> **WORK TO BE COMPLETED**: Reproduce every entry exactly and leave its pictures out.
· · · · · · ·
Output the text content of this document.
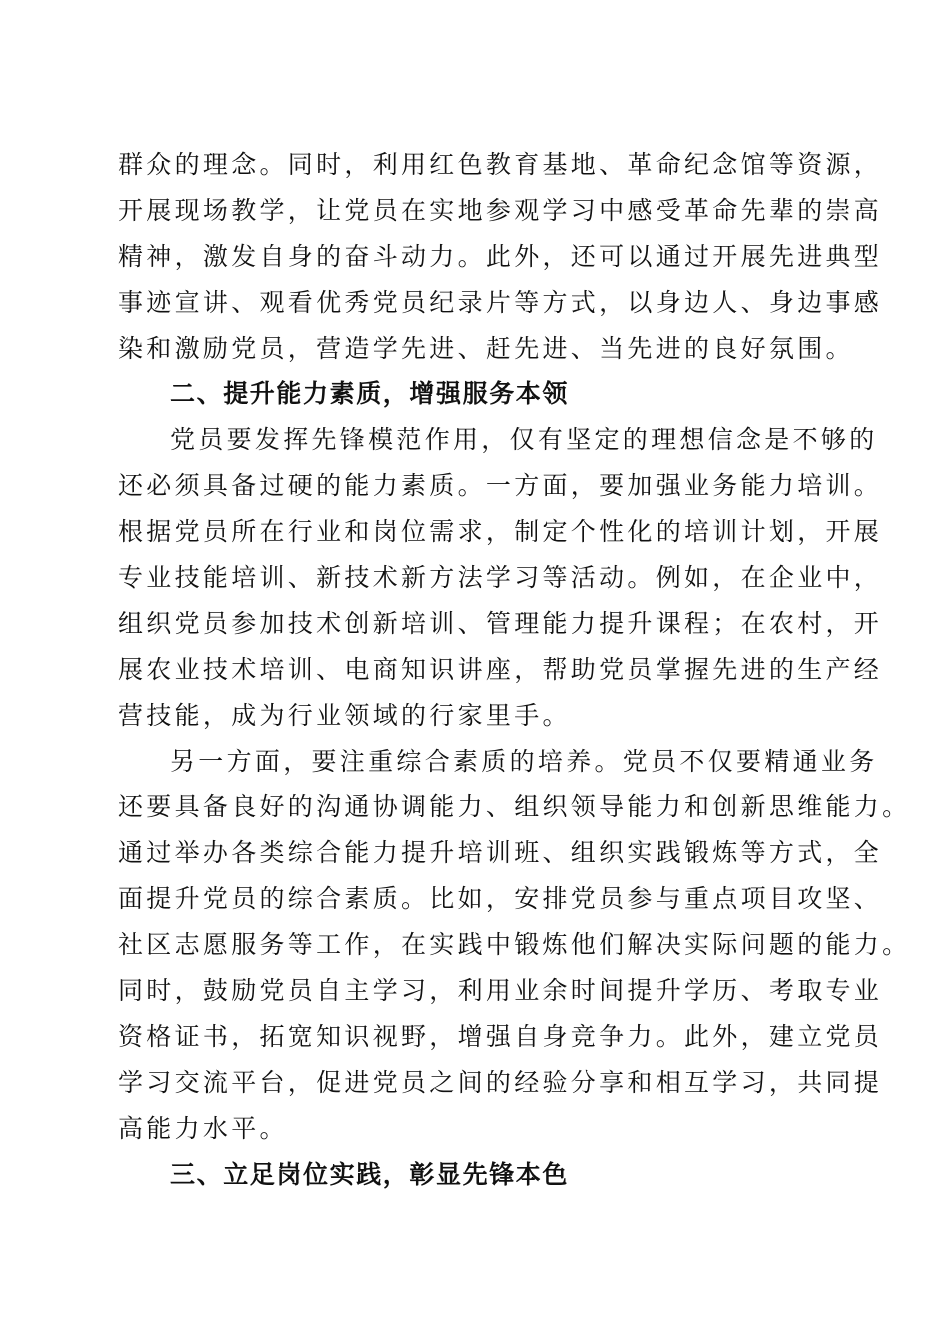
群众的理念。同时，利用红色教育基地、革命纪念馆等资源，
开展现场教学，让党员在实地参观学习中感受革命先辈的崇高
精神，激发自身的奋斗动力。此外，还可以通过开展先进典型
事迹宣讲、观看优秀党员纪录片等方式，以身边人、身边事感
染和激励党员，营造学先进、赶先进、当先进的良好氛围。
二、提升能力素质，增强服务本领
党员要发挥先锋模范作用，仅有坚定的理想信念是不够的
还必须具备过硬的能力素质。一方面，要加强业务能力培训。
根据党员所在行业和岗位需求，制定个性化的培训计划，开展
专业技能培训、新技术新方法学习等活动。例如，在企业中，
组织党员参加技术创新培训、管理能力提升课程；在农村，开
展农业技术培训、电商知识讲座，帮助党员掌握先进的生产经
营技能，成为行业领域的行家里手。
另一方面，要注重综合素质的培养。党员不仅要精通业务
还要具备良好的沟通协调能力、组织领导能力和创新思维能力。
通过举办各类综合能力提升培训班、组织实践锻炼等方式，全
面提升党员的综合素质。比如，安排党员参与重点项目攻坚、
社区志愿服务等工作，在实践中锻炼他们解决实际问题的能力。
同时，鼓励党员自主学习，利用业余时间提升学历、考取专业
资格证书，拓宽知识视野，增强自身竞争力。此外，建立党员
学习交流平台，促进党员之间的经验分享和相互学习，共同提
高能力水平。
三、立足岗位实践，彰显先锋本色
· · · · · · ·
> **TASK SOLUTION**:
Output the text content of this document.
群众的理念。同时，利用红色教育基地、革命纪念馆等资源，
开展现场教学，让党员在实地参观学习中感受革命先辈的崇高
精神，激发自身的奋斗动力。此外，还可以通过开展先进典型
事迹宣讲、观看优秀党员纪录片等方式，以身边人、身边事感
染和激励党员，营造学先进、赶先进、当先进的良好氛围。
二、提升能力素质，增强服务本领
党员要发挥先锋模范作用，仅有坚定的理想信念是不够的
还必须具备过硬的能力素质。一方面，要加强业务能力培训。
根据党员所在行业和岗位需求，制定个性化的培训计划，开展
专业技能培训、新技术新方法学习等活动。例如，在企业中，
组织党员参加技术创新培训、管理能力提升课程；在农村，开
展农业技术培训、电商知识讲座，帮助党员掌握先进的生产经
营技能，成为行业领域的行家里手。
另一方面，要注重综合素质的培养。党员不仅要精通业务
还要具备良好的沟通协调能力、组织领导能力和创新思维能力。
通过举办各类综合能力提升培训班、组织实践锻炼等方式，全
面提升党员的综合素质。比如，安排党员参与重点项目攻坚、
社区志愿服务等工作，在实践中锻炼他们解决实际问题的能力。
同时，鼓励党员自主学习，利用业余时间提升学历、考取专业
资格证书，拓宽知识视野，增强自身竞争力。此外，建立党员
学习交流平台，促进党员之间的经验分享和相互学习，共同提
高能力水平。
三、立足岗位实践，彰显先锋本色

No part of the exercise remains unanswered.